◆ Directions for this task: Give back each entry unchanged, minus pictures.

BEGIN

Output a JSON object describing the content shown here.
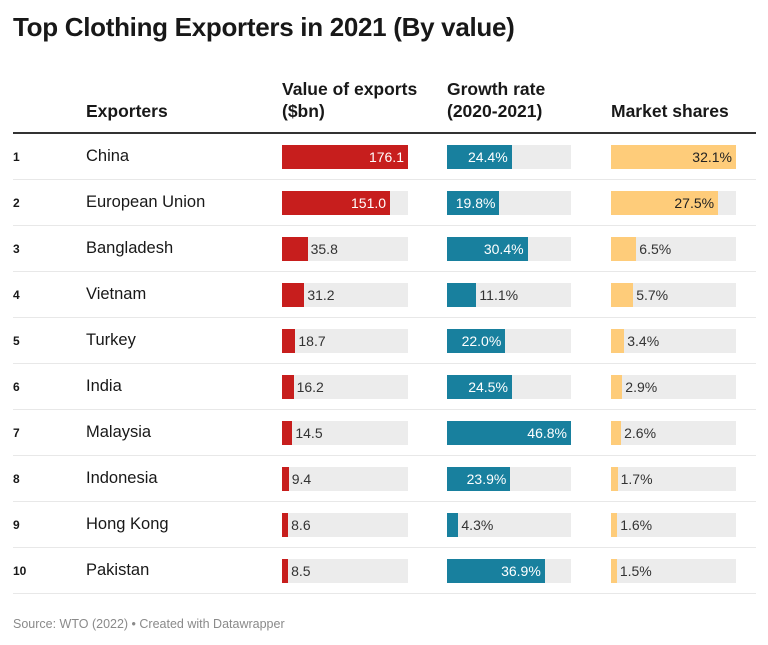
{
  "title": "Top Clothing Exporters in 2021 (By value)",
  "headers": {
    "exporters": "Exporters",
    "value": "Value of exports ($bn)",
    "growth": "Growth rate (2020-2021)",
    "share": "Market shares"
  },
  "source": "Source: WTO (2022) • Created with Datawrapper",
  "colors": {
    "value": "#c71e1d",
    "growth": "#18809e",
    "share": "#fecc7a",
    "track": "#ececec"
  },
  "chart_data": {
    "type": "table",
    "title": "Top Clothing Exporters in 2021 (By value)",
    "columns": [
      "",
      "Exporters",
      "Value of exports ($bn)",
      "Growth rate (2020-2021)",
      "Market shares"
    ],
    "rows": [
      {
        "rank": "1",
        "name": "China",
        "value": 176.1,
        "value_label": "176.1",
        "growth": 24.4,
        "growth_label": "24.4%",
        "share": 32.1,
        "share_label": "32.1%"
      },
      {
        "rank": "2",
        "name": "European Union",
        "value": 151.0,
        "value_label": "151.0",
        "growth": 19.8,
        "growth_label": "19.8%",
        "share": 27.5,
        "share_label": "27.5%"
      },
      {
        "rank": "3",
        "name": "Bangladesh",
        "value": 35.8,
        "value_label": "35.8",
        "growth": 30.4,
        "growth_label": "30.4%",
        "share": 6.5,
        "share_label": "6.5%"
      },
      {
        "rank": "4",
        "name": "Vietnam",
        "value": 31.2,
        "value_label": "31.2",
        "growth": 11.1,
        "growth_label": "11.1%",
        "share": 5.7,
        "share_label": "5.7%"
      },
      {
        "rank": "5",
        "name": "Turkey",
        "value": 18.7,
        "value_label": "18.7",
        "growth": 22.0,
        "growth_label": "22.0%",
        "share": 3.4,
        "share_label": "3.4%"
      },
      {
        "rank": "6",
        "name": "India",
        "value": 16.2,
        "value_label": "16.2",
        "growth": 24.5,
        "growth_label": "24.5%",
        "share": 2.9,
        "share_label": "2.9%"
      },
      {
        "rank": "7",
        "name": "Malaysia",
        "value": 14.5,
        "value_label": "14.5",
        "growth": 46.8,
        "growth_label": "46.8%",
        "share": 2.6,
        "share_label": "2.6%"
      },
      {
        "rank": "8",
        "name": "Indonesia",
        "value": 9.4,
        "value_label": "9.4",
        "growth": 23.9,
        "growth_label": "23.9%",
        "share": 1.7,
        "share_label": "1.7%"
      },
      {
        "rank": "9",
        "name": "Hong Kong",
        "value": 8.6,
        "value_label": "8.6",
        "growth": 4.3,
        "growth_label": "4.3%",
        "share": 1.6,
        "share_label": "1.6%"
      },
      {
        "rank": "10",
        "name": "Pakistan",
        "value": 8.5,
        "value_label": "8.5",
        "growth": 36.9,
        "growth_label": "36.9%",
        "share": 1.5,
        "share_label": "1.5%"
      }
    ]
  }
}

END

◆ Result of this exercise:
Output a JSON object describing the content shown here.
{
  "title": "Top Clothing Exporters in 2021 (By value)",
  "headers": {
    "exporters": "Exporters",
    "value": "Value of exports ($bn)",
    "growth": "Growth rate (2020-2021)",
    "share": "Market shares"
  },
  "source": "Source: WTO (2022) • Created with Datawrapper",
  "colors": {
    "value": "#c71e1d",
    "growth": "#18809e",
    "share": "#fecc7a",
    "track": "#ececec"
  },
  "chart_data": {
    "type": "table",
    "title": "Top Clothing Exporters in 2021 (By value)",
    "columns": [
      "",
      "Exporters",
      "Value of exports ($bn)",
      "Growth rate (2020-2021)",
      "Market shares"
    ],
    "rows": [
      {
        "rank": "1",
        "name": "China",
        "value": 176.1,
        "value_label": "176.1",
        "growth": 24.4,
        "growth_label": "24.4%",
        "share": 32.1,
        "share_label": "32.1%"
      },
      {
        "rank": "2",
        "name": "European Union",
        "value": 151.0,
        "value_label": "151.0",
        "growth": 19.8,
        "growth_label": "19.8%",
        "share": 27.5,
        "share_label": "27.5%"
      },
      {
        "rank": "3",
        "name": "Bangladesh",
        "value": 35.8,
        "value_label": "35.8",
        "growth": 30.4,
        "growth_label": "30.4%",
        "share": 6.5,
        "share_label": "6.5%"
      },
      {
        "rank": "4",
        "name": "Vietnam",
        "value": 31.2,
        "value_label": "31.2",
        "growth": 11.1,
        "growth_label": "11.1%",
        "share": 5.7,
        "share_label": "5.7%"
      },
      {
        "rank": "5",
        "name": "Turkey",
        "value": 18.7,
        "value_label": "18.7",
        "growth": 22.0,
        "growth_label": "22.0%",
        "share": 3.4,
        "share_label": "3.4%"
      },
      {
        "rank": "6",
        "name": "India",
        "value": 16.2,
        "value_label": "16.2",
        "growth": 24.5,
        "growth_label": "24.5%",
        "share": 2.9,
        "share_label": "2.9%"
      },
      {
        "rank": "7",
        "name": "Malaysia",
        "value": 14.5,
        "value_label": "14.5",
        "growth": 46.8,
        "growth_label": "46.8%",
        "share": 2.6,
        "share_label": "2.6%"
      },
      {
        "rank": "8",
        "name": "Indonesia",
        "value": 9.4,
        "value_label": "9.4",
        "growth": 23.9,
        "growth_label": "23.9%",
        "share": 1.7,
        "share_label": "1.7%"
      },
      {
        "rank": "9",
        "name": "Hong Kong",
        "value": 8.6,
        "value_label": "8.6",
        "growth": 4.3,
        "growth_label": "4.3%",
        "share": 1.6,
        "share_label": "1.6%"
      },
      {
        "rank": "10",
        "name": "Pakistan",
        "value": 8.5,
        "value_label": "8.5",
        "growth": 36.9,
        "growth_label": "36.9%",
        "share": 1.5,
        "share_label": "1.5%"
      }
    ]
  }
}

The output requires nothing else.